Supplied entries:

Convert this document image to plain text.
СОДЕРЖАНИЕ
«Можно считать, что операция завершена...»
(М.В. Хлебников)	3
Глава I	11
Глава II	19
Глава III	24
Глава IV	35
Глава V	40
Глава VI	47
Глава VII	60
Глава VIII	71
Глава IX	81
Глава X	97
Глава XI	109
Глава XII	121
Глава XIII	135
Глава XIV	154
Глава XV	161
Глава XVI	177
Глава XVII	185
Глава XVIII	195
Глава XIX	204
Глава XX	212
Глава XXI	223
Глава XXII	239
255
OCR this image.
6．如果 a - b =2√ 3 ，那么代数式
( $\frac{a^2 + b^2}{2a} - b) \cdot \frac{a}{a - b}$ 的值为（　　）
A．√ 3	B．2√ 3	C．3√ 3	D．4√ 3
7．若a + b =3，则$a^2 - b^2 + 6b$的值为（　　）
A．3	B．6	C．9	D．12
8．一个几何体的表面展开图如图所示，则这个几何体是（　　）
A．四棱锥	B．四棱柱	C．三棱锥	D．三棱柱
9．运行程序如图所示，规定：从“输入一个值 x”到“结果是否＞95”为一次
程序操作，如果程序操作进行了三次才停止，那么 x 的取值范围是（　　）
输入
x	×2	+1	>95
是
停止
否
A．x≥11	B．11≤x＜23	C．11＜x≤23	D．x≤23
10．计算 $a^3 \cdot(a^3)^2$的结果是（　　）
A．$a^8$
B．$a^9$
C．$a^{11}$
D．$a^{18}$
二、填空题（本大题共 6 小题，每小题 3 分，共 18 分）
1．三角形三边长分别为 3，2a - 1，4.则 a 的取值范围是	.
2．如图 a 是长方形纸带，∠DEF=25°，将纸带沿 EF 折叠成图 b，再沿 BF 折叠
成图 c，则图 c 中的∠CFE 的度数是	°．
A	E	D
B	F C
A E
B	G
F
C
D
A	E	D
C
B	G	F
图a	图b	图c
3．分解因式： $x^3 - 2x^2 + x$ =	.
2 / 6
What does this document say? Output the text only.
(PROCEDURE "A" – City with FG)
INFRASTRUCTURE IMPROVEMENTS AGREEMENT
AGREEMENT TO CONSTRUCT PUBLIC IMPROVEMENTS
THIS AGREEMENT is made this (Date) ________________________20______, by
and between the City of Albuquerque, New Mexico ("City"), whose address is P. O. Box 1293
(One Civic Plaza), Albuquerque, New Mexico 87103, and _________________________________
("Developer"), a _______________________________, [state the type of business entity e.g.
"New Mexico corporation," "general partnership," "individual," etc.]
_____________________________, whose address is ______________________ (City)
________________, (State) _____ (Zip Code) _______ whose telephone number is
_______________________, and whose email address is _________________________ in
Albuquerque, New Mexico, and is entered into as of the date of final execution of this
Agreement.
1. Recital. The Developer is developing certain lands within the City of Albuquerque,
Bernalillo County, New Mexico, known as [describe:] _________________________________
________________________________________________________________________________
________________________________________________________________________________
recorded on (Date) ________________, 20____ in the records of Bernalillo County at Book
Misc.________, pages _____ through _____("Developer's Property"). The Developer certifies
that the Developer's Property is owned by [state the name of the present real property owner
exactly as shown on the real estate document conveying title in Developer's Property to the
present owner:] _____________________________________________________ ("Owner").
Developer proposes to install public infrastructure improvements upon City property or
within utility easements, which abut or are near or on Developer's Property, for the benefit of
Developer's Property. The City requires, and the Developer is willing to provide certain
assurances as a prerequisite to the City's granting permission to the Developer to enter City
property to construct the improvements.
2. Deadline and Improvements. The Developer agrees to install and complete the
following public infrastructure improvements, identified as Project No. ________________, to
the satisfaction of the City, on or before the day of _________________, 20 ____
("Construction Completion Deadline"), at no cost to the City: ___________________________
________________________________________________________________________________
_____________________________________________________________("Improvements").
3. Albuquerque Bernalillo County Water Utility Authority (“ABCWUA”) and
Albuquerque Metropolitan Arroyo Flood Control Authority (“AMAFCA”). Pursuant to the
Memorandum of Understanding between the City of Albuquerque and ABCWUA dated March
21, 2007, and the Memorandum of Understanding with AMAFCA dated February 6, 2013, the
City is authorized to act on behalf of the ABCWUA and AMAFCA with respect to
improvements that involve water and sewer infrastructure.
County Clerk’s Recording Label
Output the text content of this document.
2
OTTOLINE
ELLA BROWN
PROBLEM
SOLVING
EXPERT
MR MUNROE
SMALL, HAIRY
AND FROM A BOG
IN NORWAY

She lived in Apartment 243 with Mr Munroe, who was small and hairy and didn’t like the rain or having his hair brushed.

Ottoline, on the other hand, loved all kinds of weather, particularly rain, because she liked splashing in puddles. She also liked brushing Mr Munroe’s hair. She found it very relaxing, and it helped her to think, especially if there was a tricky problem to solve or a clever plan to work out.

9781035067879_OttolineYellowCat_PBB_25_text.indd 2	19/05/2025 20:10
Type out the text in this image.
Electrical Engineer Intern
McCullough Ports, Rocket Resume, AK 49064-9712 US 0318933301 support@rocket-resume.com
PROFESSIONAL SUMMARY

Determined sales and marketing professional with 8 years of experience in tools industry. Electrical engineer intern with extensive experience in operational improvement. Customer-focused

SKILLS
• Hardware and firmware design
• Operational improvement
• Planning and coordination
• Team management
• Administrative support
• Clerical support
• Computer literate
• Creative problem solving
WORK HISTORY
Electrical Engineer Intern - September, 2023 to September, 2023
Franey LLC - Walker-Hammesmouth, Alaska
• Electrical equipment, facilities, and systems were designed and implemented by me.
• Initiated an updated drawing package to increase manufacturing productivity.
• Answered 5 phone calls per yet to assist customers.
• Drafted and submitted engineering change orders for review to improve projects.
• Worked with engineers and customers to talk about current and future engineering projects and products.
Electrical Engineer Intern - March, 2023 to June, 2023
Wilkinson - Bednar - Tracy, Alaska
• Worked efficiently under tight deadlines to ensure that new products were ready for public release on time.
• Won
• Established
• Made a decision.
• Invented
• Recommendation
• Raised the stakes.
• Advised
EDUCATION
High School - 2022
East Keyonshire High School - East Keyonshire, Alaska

Problem description:
Find the word "Electrical" in the data and copy out each line where it turns up.

Exercise response:
Electrical Engineer Intern
Determined sales and marketing professional with 8 years of experience in tools industry. Electrical engineer intern with extensive experience in operational improvement. Customer-focused
Electrical Engineer Intern - September, 2023 to September, 2023
• Electrical equipment, facilities, and systems were designed and implemented by me.
Electrical Engineer Intern - March, 2023 to June, 2023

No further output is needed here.